_Do this_
Output the material beneath exactly, leaving nothing out.

* * * *

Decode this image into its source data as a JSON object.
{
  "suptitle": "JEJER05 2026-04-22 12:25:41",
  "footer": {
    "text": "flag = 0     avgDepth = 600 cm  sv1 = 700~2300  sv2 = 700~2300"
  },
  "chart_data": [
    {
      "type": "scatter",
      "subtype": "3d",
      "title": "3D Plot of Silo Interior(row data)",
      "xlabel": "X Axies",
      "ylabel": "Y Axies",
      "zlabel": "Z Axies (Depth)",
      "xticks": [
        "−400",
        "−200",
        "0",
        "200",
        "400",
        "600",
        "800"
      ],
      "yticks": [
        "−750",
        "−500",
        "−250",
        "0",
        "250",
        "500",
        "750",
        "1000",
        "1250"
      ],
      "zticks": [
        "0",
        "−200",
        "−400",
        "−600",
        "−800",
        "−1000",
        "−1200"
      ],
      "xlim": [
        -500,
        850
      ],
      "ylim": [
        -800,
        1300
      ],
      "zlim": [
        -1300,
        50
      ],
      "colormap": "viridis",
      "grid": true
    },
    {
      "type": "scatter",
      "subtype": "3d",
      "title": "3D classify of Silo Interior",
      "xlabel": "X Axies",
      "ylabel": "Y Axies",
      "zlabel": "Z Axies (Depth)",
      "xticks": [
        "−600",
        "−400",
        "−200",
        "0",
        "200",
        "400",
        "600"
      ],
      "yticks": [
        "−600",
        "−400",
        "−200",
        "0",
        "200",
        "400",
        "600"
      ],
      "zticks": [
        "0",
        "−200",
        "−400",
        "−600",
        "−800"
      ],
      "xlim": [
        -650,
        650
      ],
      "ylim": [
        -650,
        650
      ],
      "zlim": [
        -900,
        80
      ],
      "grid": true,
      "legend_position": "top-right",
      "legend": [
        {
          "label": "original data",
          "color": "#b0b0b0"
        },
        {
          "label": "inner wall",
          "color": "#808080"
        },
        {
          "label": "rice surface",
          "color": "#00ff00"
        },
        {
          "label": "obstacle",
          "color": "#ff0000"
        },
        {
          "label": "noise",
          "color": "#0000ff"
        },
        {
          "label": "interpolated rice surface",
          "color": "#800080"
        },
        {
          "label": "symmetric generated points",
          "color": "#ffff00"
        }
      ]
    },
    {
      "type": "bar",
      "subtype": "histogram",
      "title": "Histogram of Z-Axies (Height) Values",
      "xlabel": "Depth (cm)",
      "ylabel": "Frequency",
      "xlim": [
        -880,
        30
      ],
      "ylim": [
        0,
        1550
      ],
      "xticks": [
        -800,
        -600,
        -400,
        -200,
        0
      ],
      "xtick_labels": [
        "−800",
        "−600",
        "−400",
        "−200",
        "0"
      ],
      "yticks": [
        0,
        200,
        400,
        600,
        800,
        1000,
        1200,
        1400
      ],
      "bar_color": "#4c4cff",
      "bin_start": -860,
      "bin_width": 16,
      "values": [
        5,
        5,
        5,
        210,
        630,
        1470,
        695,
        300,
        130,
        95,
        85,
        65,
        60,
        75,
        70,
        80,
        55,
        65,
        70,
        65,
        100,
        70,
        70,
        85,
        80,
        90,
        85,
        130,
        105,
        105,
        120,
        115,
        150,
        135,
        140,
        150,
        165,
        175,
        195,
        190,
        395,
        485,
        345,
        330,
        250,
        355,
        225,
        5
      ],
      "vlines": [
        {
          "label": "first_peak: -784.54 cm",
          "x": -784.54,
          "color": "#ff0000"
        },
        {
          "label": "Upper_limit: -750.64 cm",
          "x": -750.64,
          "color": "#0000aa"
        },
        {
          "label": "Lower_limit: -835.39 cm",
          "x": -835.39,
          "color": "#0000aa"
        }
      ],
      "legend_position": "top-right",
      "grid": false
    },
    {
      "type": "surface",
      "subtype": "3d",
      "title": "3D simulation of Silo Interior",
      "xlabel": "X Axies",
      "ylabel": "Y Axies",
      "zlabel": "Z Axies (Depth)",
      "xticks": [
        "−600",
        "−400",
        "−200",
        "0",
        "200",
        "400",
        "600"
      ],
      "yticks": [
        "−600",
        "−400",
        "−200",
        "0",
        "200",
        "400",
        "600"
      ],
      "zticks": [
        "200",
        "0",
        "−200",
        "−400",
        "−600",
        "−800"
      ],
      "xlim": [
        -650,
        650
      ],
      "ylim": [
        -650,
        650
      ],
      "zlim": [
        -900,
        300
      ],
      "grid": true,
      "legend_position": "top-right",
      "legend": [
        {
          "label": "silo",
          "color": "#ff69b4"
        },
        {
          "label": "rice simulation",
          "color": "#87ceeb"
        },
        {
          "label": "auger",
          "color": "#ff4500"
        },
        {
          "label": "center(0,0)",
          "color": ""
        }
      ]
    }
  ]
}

* * * *

_Written answer_
Decode this image into its source data as a JSON object.
{
  "suptitle": "JEJER05 2026-04-22 12:25:41",
  "footer": {
    "text": "flag = 0     avgDepth = 600 cm  sv1 = 700~2300  sv2 = 700~2300"
  },
  "chart_data": [
    {
      "type": "scatter",
      "subtype": "3d",
      "title": "3D Plot of Silo Interior(row data)",
      "xlabel": "X Axies",
      "ylabel": "Y Axies",
      "zlabel": "Z Axies (Depth)",
      "xticks": [
        "−400",
        "−200",
        "0",
        "200",
        "400",
        "600",
        "800"
      ],
      "yticks": [
        "−750",
        "−500",
        "−250",
        "0",
        "250",
        "500",
        "750",
        "1000",
        "1250"
      ],
      "zticks": [
        "0",
        "−200",
        "−400",
        "−600",
        "−800",
        "−1000",
        "−1200"
      ],
      "xlim": [
        -500,
        850
      ],
      "ylim": [
        -800,
        1300
      ],
      "zlim": [
        -1300,
        50
      ],
      "colormap": "viridis",
      "grid": true
    },
    {
      "type": "scatter",
      "subtype": "3d",
      "title": "3D classify of Silo Interior",
      "xlabel": "X Axies",
      "ylabel": "Y Axies",
      "zlabel": "Z Axies (Depth)",
      "xticks": [
        "−600",
        "−400",
        "−200",
        "0",
        "200",
        "400",
        "600"
      ],
      "yticks": [
        "−600",
        "−400",
        "−200",
        "0",
        "200",
        "400",
        "600"
      ],
      "zticks": [
        "0",
        "−200",
        "−400",
        "−600",
        "−800"
      ],
      "xlim": [
        -650,
        650
      ],
      "ylim": [
        -650,
        650
      ],
      "zlim": [
        -900,
        80
      ],
      "grid": true,
      "legend_position": "top-right",
      "legend": [
        {
          "label": "original data",
          "color": "#b0b0b0"
        },
        {
          "label": "inner wall",
          "color": "#808080"
        },
        {
          "label": "rice surface",
          "color": "#00ff00"
        },
        {
          "label": "obstacle",
          "color": "#ff0000"
        },
        {
          "label": "noise",
          "color": "#0000ff"
        },
        {
          "label": "interpolated rice surface",
          "color": "#800080"
        },
        {
          "label": "symmetric generated points",
          "color": "#ffff00"
        }
      ]
    },
    {
      "type": "bar",
      "subtype": "histogram",
      "title": "Histogram of Z-Axies (Height) Values",
      "xlabel": "Depth (cm)",
      "ylabel": "Frequency",
      "xlim": [
        -880,
        30
      ],
      "ylim": [
        0,
        1550
      ],
      "xticks": [
        -800,
        -600,
        -400,
        -200,
        0
      ],
      "xtick_labels": [
        "−800",
        "−600",
        "−400",
        "−200",
        "0"
      ],
      "yticks": [
        0,
        200,
        400,
        600,
        800,
        1000,
        1200,
        1400
      ],
      "bar_color": "#4c4cff",
      "bin_start": -860,
      "bin_width": 16,
      "values": [
        5,
        5,
        5,
        210,
        630,
        1470,
        695,
        300,
        130,
        95,
        85,
        65,
        60,
        75,
        70,
        80,
        55,
        65,
        70,
        65,
        100,
        70,
        70,
        85,
        80,
        90,
        85,
        130,
        105,
        105,
        120,
        115,
        150,
        135,
        140,
        150,
        165,
        175,
        195,
        190,
        395,
        485,
        345,
        330,
        250,
        355,
        225,
        5
      ],
      "vlines": [
        {
          "label": "first_peak: -784.54 cm",
          "x": -784.54,
          "color": "#ff0000"
        },
        {
          "label": "Upper_limit: -750.64 cm",
          "x": -750.64,
          "color": "#0000aa"
        },
        {
          "label": "Lower_limit: -835.39 cm",
          "x": -835.39,
          "color": "#0000aa"
        }
      ],
      "legend_position": "top-right",
      "grid": false
    },
    {
      "type": "surface",
      "subtype": "3d",
      "title": "3D simulation of Silo Interior",
      "xlabel": "X Axies",
      "ylabel": "Y Axies",
      "zlabel": "Z Axies (Depth)",
      "xticks": [
        "−600",
        "−400",
        "−200",
        "0",
        "200",
        "400",
        "600"
      ],
      "yticks": [
        "−600",
        "−400",
        "−200",
        "0",
        "200",
        "400",
        "600"
      ],
      "zticks": [
        "200",
        "0",
        "−200",
        "−400",
        "−600",
        "−800"
      ],
      "xlim": [
        -650,
        650
      ],
      "ylim": [
        -650,
        650
      ],
      "zlim": [
        -900,
        300
      ],
      "grid": true,
      "legend_position": "top-right",
      "legend": [
        {
          "label": "silo",
          "color": "#ff69b4"
        },
        {
          "label": "rice simulation",
          "color": "#87ceeb"
        },
        {
          "label": "auger",
          "color": "#ff4500"
        },
        {
          "label": "center(0,0)",
          "color": ""
        }
      ]
    }
  ]
}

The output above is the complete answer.